- [WORK REQUIRED] Scan the lines below; pull out those with "that".

- [DATASET RECORDS]
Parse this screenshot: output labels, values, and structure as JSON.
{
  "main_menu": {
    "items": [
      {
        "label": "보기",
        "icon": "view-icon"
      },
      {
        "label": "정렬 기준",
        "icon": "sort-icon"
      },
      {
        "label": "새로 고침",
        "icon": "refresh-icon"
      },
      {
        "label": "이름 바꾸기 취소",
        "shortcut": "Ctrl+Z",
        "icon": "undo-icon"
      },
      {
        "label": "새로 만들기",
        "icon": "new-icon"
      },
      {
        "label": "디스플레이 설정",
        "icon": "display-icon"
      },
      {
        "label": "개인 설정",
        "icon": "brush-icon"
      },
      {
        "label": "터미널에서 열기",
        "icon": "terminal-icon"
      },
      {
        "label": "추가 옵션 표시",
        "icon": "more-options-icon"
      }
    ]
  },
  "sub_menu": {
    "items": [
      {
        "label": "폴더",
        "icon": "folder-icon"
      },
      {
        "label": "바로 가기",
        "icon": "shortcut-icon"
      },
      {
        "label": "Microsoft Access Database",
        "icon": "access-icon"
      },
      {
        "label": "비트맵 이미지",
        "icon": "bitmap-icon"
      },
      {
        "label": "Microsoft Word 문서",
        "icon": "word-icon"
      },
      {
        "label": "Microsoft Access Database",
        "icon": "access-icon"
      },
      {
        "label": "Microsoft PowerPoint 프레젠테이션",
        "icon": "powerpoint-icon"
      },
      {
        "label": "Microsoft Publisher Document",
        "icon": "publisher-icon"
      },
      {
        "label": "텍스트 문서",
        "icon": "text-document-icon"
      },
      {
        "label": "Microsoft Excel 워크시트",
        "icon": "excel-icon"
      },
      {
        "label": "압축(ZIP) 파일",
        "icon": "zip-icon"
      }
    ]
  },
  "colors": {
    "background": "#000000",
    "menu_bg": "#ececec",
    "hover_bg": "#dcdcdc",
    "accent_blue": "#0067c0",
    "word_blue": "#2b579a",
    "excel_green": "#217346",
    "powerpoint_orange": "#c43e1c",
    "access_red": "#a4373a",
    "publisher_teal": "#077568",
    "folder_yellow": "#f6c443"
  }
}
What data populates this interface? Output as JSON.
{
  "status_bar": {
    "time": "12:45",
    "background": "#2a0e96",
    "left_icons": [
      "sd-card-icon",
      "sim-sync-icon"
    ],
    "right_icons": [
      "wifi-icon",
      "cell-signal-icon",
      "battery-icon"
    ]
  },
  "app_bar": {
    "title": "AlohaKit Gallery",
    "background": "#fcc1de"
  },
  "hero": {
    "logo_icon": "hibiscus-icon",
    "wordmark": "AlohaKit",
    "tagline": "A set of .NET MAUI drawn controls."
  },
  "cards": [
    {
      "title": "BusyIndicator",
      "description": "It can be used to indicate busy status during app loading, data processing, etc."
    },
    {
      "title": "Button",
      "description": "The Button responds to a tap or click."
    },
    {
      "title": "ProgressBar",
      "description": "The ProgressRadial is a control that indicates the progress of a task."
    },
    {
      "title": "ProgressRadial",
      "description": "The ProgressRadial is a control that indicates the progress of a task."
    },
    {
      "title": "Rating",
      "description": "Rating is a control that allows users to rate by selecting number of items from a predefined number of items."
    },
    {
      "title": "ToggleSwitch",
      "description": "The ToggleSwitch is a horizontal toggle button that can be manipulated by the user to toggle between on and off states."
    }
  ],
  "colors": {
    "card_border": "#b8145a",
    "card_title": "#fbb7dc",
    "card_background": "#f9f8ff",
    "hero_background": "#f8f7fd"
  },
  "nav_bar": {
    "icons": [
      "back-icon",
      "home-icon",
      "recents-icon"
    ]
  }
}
--
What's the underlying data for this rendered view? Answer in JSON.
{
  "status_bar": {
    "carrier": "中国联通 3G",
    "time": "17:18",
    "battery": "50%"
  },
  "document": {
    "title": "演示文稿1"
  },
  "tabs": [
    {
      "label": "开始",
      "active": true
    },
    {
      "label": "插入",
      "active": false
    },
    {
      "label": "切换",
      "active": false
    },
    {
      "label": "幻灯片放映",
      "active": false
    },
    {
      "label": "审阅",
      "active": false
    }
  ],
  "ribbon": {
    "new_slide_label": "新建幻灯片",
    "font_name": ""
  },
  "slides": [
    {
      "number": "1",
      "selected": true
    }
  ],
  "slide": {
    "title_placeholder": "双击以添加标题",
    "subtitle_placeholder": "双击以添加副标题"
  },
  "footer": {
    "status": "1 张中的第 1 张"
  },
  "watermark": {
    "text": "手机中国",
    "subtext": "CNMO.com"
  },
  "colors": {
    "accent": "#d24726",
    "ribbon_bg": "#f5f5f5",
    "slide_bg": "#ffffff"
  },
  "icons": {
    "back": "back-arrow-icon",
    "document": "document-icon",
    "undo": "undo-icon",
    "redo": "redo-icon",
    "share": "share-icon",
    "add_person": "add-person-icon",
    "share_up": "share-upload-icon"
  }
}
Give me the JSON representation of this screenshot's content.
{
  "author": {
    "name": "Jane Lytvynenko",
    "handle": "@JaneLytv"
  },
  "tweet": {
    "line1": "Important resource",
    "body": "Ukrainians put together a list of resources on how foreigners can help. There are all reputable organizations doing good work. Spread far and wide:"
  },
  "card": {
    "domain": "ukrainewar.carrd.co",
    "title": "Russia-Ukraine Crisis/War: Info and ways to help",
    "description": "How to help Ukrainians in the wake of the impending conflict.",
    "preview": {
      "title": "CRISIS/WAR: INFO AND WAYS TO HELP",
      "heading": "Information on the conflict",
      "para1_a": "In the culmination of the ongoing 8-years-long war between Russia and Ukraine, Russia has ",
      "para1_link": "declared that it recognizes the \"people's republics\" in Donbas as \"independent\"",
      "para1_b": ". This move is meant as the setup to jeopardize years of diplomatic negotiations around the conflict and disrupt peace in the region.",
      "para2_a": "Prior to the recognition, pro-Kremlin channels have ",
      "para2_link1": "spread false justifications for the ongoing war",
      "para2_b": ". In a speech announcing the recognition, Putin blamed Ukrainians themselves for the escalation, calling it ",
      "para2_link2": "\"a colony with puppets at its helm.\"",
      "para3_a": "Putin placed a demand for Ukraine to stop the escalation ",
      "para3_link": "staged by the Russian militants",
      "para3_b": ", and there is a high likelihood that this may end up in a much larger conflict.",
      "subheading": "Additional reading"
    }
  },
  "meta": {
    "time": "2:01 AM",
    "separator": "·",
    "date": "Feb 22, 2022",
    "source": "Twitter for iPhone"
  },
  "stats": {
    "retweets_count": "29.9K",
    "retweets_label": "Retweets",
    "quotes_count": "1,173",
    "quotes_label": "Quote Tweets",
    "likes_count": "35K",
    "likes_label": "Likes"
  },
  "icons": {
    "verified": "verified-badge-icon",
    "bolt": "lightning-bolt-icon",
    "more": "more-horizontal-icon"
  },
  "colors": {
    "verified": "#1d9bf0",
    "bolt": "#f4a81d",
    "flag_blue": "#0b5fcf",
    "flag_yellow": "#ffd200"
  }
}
---
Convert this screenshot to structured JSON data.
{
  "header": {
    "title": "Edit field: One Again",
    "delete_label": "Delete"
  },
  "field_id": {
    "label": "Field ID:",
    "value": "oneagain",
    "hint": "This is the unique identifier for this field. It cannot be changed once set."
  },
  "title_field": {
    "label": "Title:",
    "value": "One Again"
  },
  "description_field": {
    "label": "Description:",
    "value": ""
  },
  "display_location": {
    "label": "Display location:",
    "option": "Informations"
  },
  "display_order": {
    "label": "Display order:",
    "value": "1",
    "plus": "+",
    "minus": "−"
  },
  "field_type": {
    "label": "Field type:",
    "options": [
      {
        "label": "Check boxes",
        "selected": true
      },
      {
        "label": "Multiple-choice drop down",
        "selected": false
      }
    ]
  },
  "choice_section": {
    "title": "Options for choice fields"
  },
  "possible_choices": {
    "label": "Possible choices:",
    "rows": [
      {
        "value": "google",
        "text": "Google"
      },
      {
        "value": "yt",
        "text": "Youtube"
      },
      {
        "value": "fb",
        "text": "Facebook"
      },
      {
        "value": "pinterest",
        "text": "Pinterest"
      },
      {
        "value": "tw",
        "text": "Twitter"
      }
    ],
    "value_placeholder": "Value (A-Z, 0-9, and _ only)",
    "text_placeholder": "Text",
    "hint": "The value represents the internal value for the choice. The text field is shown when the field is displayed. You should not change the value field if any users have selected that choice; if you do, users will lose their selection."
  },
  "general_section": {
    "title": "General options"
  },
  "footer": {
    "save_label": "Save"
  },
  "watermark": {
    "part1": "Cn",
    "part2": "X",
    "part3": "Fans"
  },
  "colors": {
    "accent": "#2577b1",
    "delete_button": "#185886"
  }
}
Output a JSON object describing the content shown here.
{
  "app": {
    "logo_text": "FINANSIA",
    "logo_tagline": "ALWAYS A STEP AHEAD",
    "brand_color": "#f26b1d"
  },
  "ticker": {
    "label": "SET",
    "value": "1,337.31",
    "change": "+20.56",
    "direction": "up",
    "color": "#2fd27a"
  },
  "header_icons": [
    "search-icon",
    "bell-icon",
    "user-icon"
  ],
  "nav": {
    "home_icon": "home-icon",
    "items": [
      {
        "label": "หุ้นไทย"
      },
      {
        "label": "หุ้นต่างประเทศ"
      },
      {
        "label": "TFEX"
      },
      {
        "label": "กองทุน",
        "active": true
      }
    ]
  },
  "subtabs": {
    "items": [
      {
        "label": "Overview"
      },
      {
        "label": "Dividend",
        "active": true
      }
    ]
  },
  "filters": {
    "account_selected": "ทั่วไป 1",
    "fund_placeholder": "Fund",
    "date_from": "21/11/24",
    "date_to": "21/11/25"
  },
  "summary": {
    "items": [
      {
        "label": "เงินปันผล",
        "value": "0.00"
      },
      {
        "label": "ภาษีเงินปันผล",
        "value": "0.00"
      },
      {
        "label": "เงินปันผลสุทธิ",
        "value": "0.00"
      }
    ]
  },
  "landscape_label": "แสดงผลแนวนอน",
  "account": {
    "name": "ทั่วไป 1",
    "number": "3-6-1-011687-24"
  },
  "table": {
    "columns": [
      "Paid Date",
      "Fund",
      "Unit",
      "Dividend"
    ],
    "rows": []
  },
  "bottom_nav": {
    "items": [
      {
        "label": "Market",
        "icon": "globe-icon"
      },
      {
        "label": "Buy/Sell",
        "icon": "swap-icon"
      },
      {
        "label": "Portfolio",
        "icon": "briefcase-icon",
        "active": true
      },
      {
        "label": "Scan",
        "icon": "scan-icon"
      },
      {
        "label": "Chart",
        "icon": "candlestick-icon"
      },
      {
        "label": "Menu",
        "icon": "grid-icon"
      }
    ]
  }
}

- [ANSWER FOR THE TASK]
      "description": "The ProgressRadial is a control that indicates the progress of a task."
      "description": "The ProgressRadial is a control that indicates the progress of a task."
      "description": "Rating is a control that allows users to rate by selecting number of items from a predefined number of items."
      "description": "The ToggleSwitch is a horizontal toggle button that can be manipulated by the user to toggle between on and off states."
      "para1_link": "declared that it recognizes the \"people's republics\" in Donbas as \"independent\"",
      "para3_b": ", and there is a high likelihood that this may end up in a much larger conflict.",
    "hint": "The value represents the internal value for the choice. The text field is shown when the field is displayed. You should not change the value field if any users have selected that choice; if you do, users will lose their selection."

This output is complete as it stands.